[Exercise prompt] The expected output is each line below containing "pandemic", copied in full.

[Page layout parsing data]
::::::
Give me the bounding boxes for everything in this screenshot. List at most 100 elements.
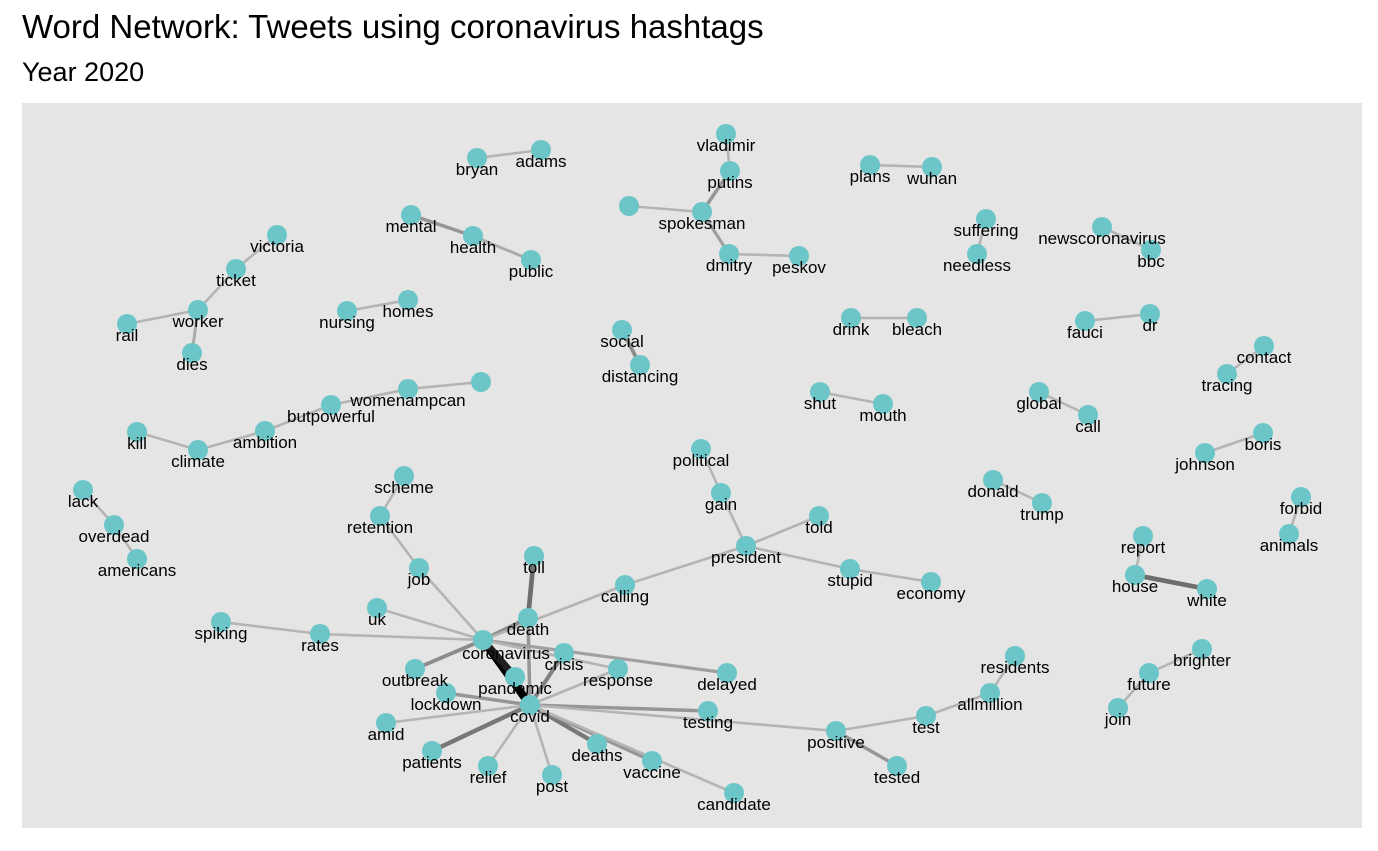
node-label-test: test	[912, 718, 940, 737]
edge-covid-crisis	[528, 651, 566, 707]
node-label-house: house	[1112, 577, 1158, 596]
edge-coronavirus-rates	[319, 632, 484, 642]
edge-coronavirus-outbreak	[414, 638, 484, 671]
node-butpowerful	[321, 395, 341, 415]
edge-covid-positive	[529, 703, 837, 733]
node-positive	[826, 721, 846, 741]
node-spokesman	[692, 202, 712, 222]
node-label-boris: boris	[1245, 435, 1282, 454]
node-response	[608, 659, 628, 679]
node-label-trump: trump	[1020, 505, 1063, 524]
node-allmillion	[980, 683, 1000, 703]
edge-president-stupid	[745, 544, 851, 571]
node-label-wuhan: wuhan	[906, 169, 957, 188]
node-label-tracing: tracing	[1201, 376, 1252, 395]
node-rail	[117, 314, 137, 334]
network-panel: coronavirus covid death pandemic crisis respo…	[22, 103, 1362, 828]
node-label-distancing: distancing	[602, 367, 679, 386]
node-label-delayed: delayed	[697, 675, 757, 694]
node-label-putins: putins	[707, 173, 752, 192]
edge-positive-test	[835, 714, 927, 733]
node-label-shut: shut	[804, 394, 836, 413]
node-label-johnson: johnson	[1174, 455, 1235, 474]
edge-covid-patients	[431, 703, 531, 753]
node-label-outbreak: outbreak	[382, 671, 449, 690]
node-mental	[401, 205, 421, 225]
node-test	[916, 706, 936, 726]
node-drink	[841, 308, 861, 328]
node-label-response: response	[583, 671, 653, 690]
node-residents	[1005, 646, 1025, 666]
node-outbreak	[405, 659, 425, 679]
edge-house-white	[1134, 572, 1208, 592]
node-label-newscoronavirus: newscoronavirus	[1038, 229, 1166, 248]
node-delayed	[717, 663, 737, 683]
node-label-dr: dr	[1142, 316, 1157, 335]
node-label-forbid: forbid	[1280, 499, 1323, 518]
node-label-health: health	[450, 238, 496, 257]
node-president	[736, 536, 756, 556]
node-label-climate: climate	[171, 452, 225, 471]
node-label-covid: covid	[510, 707, 550, 726]
node-climate	[188, 440, 208, 460]
node-animals	[1279, 524, 1299, 544]
node-label-americans: americans	[98, 561, 176, 580]
node-toll	[524, 546, 544, 566]
node-label-womenampcan: womenampcan	[349, 391, 465, 410]
edge-butpowerful-womenampcan	[330, 387, 409, 407]
node-label-told: told	[805, 518, 832, 537]
edge-climate-ambition	[197, 429, 266, 452]
node-label-global: global	[1016, 394, 1061, 413]
edge-covid-response	[529, 667, 619, 707]
node-label-needless: needless	[943, 256, 1011, 275]
page-title: Word Network: Tweets using coronavirus h…	[22, 8, 764, 45]
node-bbc	[1141, 240, 1161, 260]
node-label-uk: uk	[368, 610, 386, 629]
edge-coronavirus-calling	[482, 583, 626, 642]
node-worker	[188, 300, 208, 320]
edge-layer	[82, 133, 1303, 795]
node-label-adams: adams	[515, 152, 566, 171]
node-label-positive: positive	[807, 733, 865, 752]
node-label-fauci: fauci	[1067, 323, 1103, 342]
node-pandemic	[505, 667, 525, 687]
node-global	[1029, 382, 1049, 402]
node-dies	[182, 343, 202, 363]
node-coronavirus	[473, 630, 493, 650]
node-forbid	[1291, 487, 1311, 507]
node-lockdown	[436, 683, 456, 703]
node-label-join: join	[1104, 710, 1131, 729]
edge-mental-health	[410, 213, 474, 238]
node-label-kill: kill	[127, 434, 147, 453]
node-ticket	[226, 259, 246, 279]
node-label-peskov: peskov	[772, 258, 826, 277]
node-fauci	[1075, 311, 1095, 331]
node-womenampcan	[398, 379, 418, 399]
edge-president-told	[745, 514, 820, 548]
edge-plans-wuhan	[869, 163, 933, 169]
node-label-stupid: stupid	[827, 571, 872, 590]
node-label-death: death	[507, 620, 550, 639]
node-label-vaccine: vaccine	[623, 763, 681, 782]
node-label-spokesman: spokesman	[659, 214, 746, 233]
node-death	[518, 608, 538, 628]
node-label-homes: homes	[382, 302, 433, 321]
node-label-suffering: suffering	[954, 221, 1019, 240]
node-label-pandemic: pandemic	[478, 679, 552, 698]
node-join	[1108, 698, 1128, 718]
edge-dmitry-peskov	[728, 252, 800, 258]
node-americans	[127, 549, 147, 569]
node-social	[612, 320, 632, 340]
node-label-mouth: mouth	[859, 406, 906, 425]
node-victoria	[267, 225, 287, 245]
node-label-candidate: candidate	[697, 795, 771, 814]
node-putins	[720, 161, 740, 181]
word-network-graph: coronavirus covid death pandemic crisisrespo…	[68, 124, 1323, 814]
node-label-worker: worker	[171, 312, 223, 331]
node-testing	[698, 701, 718, 721]
edge-unlabeled-spokesman	[628, 204, 703, 214]
node-label-gain: gain	[705, 495, 737, 514]
node-label-victoria: victoria	[250, 237, 304, 256]
node-dmitry	[719, 244, 739, 264]
node-candidate	[724, 783, 744, 803]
::::::
[Output for this exercise]
network-panel: coronavirus covid death pandemic crisis respo…	[22, 103, 1362, 828]
node-pandemic	[505, 667, 525, 687]
node-label-pandemic: pandemic	[478, 679, 552, 698]
word-network-graph: coronavirus covid death pandemic crisisrespo…	[68, 124, 1323, 814]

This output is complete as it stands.